Task directions
How many lines of the records hold the string "screenshot"? Reply with the number alone.

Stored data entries
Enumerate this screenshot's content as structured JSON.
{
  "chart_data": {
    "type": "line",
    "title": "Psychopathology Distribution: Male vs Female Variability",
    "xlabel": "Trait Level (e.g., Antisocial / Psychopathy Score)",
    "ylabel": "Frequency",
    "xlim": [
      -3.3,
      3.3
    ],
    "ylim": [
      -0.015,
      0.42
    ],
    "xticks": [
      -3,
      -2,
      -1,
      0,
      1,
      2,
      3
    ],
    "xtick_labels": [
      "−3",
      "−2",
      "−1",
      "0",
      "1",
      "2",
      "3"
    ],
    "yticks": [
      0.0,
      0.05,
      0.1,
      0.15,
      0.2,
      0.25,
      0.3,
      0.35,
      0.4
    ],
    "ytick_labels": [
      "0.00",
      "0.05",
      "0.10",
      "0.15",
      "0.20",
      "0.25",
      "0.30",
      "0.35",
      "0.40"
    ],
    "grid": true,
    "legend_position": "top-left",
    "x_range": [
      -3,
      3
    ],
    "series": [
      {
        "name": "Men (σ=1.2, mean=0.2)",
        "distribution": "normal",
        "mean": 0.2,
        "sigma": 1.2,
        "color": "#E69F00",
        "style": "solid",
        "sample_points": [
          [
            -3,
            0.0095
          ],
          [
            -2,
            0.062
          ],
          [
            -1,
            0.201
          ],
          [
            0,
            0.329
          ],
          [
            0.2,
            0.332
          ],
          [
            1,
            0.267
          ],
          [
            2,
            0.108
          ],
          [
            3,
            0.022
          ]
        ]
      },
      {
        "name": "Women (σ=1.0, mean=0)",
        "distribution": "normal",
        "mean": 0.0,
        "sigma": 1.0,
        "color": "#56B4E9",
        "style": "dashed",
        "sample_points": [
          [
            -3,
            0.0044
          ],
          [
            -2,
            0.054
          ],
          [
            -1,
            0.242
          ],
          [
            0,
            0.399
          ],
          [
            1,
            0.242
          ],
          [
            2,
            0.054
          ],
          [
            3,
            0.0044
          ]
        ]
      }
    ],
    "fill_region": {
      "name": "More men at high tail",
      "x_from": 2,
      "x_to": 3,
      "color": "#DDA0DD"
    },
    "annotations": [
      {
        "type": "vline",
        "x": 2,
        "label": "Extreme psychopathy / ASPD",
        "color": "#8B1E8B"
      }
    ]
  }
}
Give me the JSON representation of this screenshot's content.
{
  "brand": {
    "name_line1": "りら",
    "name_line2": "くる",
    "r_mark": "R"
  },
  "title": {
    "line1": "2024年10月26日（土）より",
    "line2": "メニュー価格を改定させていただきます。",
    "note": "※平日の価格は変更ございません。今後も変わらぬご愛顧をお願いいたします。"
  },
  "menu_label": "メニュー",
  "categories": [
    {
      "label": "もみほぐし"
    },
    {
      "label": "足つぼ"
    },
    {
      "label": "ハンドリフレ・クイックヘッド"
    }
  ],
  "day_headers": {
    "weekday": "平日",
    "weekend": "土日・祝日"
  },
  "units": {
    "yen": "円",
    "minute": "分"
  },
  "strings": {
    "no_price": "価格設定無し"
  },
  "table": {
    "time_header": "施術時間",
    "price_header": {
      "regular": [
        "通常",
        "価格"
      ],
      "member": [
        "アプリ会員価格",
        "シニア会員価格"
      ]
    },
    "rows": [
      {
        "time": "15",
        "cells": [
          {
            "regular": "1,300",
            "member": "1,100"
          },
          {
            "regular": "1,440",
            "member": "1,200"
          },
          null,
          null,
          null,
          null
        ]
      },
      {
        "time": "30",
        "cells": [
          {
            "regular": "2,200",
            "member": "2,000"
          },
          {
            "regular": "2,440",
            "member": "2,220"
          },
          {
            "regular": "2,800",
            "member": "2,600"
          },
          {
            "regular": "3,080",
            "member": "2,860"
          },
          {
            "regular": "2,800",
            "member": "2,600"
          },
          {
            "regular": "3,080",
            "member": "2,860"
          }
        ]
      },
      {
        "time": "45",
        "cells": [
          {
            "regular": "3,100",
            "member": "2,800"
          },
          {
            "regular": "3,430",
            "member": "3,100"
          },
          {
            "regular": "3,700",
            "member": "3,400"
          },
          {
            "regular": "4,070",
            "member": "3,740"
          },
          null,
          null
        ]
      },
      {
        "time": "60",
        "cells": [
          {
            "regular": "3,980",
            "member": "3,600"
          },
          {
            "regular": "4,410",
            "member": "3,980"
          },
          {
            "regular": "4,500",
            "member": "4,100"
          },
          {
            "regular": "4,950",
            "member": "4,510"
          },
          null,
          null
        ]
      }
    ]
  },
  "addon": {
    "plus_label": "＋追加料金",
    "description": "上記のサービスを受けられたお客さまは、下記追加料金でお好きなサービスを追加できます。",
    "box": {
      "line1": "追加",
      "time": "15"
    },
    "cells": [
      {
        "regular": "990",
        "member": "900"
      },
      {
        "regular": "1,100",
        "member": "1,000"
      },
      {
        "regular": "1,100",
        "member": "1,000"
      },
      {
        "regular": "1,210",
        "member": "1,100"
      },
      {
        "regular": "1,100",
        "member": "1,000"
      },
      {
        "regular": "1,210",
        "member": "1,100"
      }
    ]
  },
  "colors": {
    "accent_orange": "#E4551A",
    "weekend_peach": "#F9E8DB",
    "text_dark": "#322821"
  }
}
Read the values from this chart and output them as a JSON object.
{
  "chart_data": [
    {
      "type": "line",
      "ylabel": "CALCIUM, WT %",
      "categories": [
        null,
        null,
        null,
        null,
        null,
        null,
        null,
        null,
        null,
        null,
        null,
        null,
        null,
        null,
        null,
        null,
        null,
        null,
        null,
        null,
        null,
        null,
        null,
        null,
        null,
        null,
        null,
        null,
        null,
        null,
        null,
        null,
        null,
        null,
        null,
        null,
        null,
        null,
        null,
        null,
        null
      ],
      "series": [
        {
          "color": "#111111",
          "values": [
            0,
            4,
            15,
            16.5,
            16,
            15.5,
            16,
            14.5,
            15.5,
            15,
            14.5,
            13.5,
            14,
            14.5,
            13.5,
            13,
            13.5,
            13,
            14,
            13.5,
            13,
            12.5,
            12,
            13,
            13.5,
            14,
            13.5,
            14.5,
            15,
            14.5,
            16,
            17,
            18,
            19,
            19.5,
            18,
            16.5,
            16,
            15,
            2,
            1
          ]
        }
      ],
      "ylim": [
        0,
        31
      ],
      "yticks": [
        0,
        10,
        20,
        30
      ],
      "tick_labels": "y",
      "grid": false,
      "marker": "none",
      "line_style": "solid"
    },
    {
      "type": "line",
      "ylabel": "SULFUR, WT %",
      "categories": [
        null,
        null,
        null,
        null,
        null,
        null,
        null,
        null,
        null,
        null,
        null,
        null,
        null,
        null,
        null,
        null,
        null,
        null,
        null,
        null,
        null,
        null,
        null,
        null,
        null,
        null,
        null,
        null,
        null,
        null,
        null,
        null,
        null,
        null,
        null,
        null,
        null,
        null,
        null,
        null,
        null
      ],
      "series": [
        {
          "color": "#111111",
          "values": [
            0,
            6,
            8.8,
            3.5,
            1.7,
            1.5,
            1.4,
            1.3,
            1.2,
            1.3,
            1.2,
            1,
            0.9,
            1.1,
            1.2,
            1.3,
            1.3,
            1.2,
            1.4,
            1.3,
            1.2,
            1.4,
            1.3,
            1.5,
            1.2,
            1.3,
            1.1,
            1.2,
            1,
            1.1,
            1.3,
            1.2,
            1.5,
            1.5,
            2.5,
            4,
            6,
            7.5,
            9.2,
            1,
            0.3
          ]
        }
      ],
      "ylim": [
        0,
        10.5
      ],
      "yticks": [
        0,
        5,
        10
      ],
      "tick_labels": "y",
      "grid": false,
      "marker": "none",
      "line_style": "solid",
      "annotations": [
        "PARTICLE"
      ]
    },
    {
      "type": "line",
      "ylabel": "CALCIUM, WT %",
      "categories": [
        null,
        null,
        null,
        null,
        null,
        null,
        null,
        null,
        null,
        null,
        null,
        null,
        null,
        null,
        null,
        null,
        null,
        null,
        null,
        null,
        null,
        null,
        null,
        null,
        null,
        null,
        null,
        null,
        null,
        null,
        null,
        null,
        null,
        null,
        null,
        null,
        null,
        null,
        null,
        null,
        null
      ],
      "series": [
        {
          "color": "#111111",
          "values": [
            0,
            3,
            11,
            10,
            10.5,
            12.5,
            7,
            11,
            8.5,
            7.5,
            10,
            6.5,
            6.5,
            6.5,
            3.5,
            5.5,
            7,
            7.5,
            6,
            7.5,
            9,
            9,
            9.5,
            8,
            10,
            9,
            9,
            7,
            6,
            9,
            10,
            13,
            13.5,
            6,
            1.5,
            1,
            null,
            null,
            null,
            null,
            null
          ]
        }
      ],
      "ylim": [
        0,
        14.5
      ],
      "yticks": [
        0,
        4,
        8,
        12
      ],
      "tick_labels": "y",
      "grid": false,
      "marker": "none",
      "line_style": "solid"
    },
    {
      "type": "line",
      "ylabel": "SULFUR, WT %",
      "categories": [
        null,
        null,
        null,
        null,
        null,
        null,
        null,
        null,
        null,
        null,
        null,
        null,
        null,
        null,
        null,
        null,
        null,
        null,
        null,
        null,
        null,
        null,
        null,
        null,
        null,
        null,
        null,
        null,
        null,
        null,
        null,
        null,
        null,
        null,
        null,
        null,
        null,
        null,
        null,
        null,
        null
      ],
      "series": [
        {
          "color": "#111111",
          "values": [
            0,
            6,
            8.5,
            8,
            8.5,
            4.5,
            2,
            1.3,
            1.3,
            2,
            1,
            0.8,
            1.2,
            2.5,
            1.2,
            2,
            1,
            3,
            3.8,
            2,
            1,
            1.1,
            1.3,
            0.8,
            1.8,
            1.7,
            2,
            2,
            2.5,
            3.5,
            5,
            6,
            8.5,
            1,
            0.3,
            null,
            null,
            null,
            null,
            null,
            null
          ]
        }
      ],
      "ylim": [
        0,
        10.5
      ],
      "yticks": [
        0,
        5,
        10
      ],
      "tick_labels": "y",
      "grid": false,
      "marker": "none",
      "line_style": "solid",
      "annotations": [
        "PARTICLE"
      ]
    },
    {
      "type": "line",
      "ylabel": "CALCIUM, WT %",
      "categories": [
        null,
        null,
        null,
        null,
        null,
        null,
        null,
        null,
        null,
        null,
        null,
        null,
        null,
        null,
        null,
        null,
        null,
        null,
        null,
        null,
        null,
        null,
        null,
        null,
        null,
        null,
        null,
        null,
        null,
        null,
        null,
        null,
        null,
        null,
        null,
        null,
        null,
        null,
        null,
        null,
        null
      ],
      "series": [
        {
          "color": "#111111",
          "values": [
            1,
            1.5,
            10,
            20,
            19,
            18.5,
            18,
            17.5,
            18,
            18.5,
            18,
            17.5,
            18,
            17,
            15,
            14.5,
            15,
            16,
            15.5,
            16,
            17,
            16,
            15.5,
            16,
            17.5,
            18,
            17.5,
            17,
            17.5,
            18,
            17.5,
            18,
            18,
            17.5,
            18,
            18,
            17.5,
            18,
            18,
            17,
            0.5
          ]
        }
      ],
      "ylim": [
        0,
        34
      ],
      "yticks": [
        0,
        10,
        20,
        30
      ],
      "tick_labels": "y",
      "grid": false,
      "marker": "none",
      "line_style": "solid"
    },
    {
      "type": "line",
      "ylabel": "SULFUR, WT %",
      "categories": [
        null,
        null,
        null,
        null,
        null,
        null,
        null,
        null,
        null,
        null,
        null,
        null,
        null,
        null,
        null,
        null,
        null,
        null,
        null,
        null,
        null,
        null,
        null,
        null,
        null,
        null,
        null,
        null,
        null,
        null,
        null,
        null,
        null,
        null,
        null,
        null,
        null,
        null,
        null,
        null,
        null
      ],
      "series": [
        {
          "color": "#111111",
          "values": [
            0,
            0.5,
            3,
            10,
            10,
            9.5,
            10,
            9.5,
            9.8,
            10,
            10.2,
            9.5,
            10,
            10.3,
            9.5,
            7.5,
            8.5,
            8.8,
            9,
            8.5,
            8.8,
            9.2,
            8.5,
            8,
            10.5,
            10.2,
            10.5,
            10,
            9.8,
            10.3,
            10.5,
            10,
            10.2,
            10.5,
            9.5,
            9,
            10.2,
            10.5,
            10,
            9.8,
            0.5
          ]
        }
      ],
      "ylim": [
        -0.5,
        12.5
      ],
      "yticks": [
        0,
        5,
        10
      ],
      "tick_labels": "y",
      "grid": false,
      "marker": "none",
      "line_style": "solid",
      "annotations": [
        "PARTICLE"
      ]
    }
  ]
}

Expected answer
2